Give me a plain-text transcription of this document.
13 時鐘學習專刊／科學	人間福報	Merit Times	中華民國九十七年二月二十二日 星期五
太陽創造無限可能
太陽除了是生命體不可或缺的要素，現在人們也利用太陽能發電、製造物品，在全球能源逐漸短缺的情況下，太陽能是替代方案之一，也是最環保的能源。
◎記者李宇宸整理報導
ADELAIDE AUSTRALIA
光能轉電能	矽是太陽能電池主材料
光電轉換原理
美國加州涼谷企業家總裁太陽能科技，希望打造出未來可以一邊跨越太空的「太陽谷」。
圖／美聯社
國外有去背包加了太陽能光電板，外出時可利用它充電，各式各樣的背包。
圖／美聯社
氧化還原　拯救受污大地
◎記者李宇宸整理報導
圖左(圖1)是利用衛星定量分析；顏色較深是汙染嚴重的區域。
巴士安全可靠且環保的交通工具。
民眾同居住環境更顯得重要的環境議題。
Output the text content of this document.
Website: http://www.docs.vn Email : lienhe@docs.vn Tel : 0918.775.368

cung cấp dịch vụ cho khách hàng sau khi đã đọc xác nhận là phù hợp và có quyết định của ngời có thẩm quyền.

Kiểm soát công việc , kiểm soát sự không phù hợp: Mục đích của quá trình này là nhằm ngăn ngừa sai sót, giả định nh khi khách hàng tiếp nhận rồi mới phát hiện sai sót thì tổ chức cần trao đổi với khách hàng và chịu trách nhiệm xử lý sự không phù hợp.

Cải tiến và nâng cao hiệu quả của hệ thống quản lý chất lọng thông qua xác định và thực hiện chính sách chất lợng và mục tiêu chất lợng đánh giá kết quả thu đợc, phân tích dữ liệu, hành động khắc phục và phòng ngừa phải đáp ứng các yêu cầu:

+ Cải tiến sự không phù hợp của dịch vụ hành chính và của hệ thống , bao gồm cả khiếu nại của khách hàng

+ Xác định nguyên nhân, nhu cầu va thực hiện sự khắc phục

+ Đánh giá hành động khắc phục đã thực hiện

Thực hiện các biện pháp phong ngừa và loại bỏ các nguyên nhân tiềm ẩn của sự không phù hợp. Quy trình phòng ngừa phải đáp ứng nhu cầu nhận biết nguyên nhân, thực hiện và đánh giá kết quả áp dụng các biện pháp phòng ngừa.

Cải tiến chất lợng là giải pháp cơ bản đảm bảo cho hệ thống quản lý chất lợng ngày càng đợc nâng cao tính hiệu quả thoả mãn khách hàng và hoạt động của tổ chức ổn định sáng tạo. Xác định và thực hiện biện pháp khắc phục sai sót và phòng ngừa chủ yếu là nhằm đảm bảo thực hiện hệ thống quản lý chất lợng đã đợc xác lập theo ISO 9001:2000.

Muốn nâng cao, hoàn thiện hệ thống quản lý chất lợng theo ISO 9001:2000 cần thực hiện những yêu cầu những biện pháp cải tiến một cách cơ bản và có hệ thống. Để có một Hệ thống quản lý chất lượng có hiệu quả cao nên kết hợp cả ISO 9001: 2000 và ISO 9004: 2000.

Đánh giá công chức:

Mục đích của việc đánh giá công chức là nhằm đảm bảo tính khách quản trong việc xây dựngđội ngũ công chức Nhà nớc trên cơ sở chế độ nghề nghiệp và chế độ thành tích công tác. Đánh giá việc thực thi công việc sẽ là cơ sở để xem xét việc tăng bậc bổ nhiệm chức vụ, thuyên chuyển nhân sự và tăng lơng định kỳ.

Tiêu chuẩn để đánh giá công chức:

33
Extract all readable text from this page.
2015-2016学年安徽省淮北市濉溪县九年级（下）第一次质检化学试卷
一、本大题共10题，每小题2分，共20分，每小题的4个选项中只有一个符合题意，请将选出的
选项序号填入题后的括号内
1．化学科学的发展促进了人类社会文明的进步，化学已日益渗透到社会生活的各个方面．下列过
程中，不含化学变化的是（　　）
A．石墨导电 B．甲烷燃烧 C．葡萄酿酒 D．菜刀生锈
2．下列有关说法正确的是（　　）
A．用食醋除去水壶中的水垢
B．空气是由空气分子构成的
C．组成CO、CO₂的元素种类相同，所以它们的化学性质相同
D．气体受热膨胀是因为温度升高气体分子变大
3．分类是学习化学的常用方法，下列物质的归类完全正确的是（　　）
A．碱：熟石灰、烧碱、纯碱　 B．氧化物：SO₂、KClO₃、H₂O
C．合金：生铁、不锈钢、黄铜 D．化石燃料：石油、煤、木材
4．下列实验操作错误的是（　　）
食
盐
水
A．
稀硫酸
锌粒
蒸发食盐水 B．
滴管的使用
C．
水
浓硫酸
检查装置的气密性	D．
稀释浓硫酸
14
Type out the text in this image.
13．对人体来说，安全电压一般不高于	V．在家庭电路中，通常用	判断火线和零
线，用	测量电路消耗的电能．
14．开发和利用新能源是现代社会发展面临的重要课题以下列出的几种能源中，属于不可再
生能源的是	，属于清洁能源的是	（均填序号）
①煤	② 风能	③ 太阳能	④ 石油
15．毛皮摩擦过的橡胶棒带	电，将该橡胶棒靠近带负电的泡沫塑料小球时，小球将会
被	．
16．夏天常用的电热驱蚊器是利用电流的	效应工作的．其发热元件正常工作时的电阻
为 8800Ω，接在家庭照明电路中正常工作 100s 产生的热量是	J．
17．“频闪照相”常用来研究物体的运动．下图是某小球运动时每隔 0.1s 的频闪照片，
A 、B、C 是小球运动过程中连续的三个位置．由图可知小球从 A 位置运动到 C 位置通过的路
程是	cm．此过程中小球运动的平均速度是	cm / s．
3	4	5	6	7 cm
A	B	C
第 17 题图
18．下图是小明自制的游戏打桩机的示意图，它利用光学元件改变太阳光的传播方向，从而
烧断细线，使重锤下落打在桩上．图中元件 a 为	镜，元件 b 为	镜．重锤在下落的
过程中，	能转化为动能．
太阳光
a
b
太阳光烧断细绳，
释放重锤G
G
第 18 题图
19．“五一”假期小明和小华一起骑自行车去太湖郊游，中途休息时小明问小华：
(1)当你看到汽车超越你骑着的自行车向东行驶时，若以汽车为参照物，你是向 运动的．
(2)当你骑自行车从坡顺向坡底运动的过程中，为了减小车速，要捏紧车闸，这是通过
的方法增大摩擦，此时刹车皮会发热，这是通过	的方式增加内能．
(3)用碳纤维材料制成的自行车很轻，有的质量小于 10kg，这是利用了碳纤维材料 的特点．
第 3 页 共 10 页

## JOB
How many lines of these entries contain "thống"? Answer with the number and nothing else.

## FINISHED TASK
4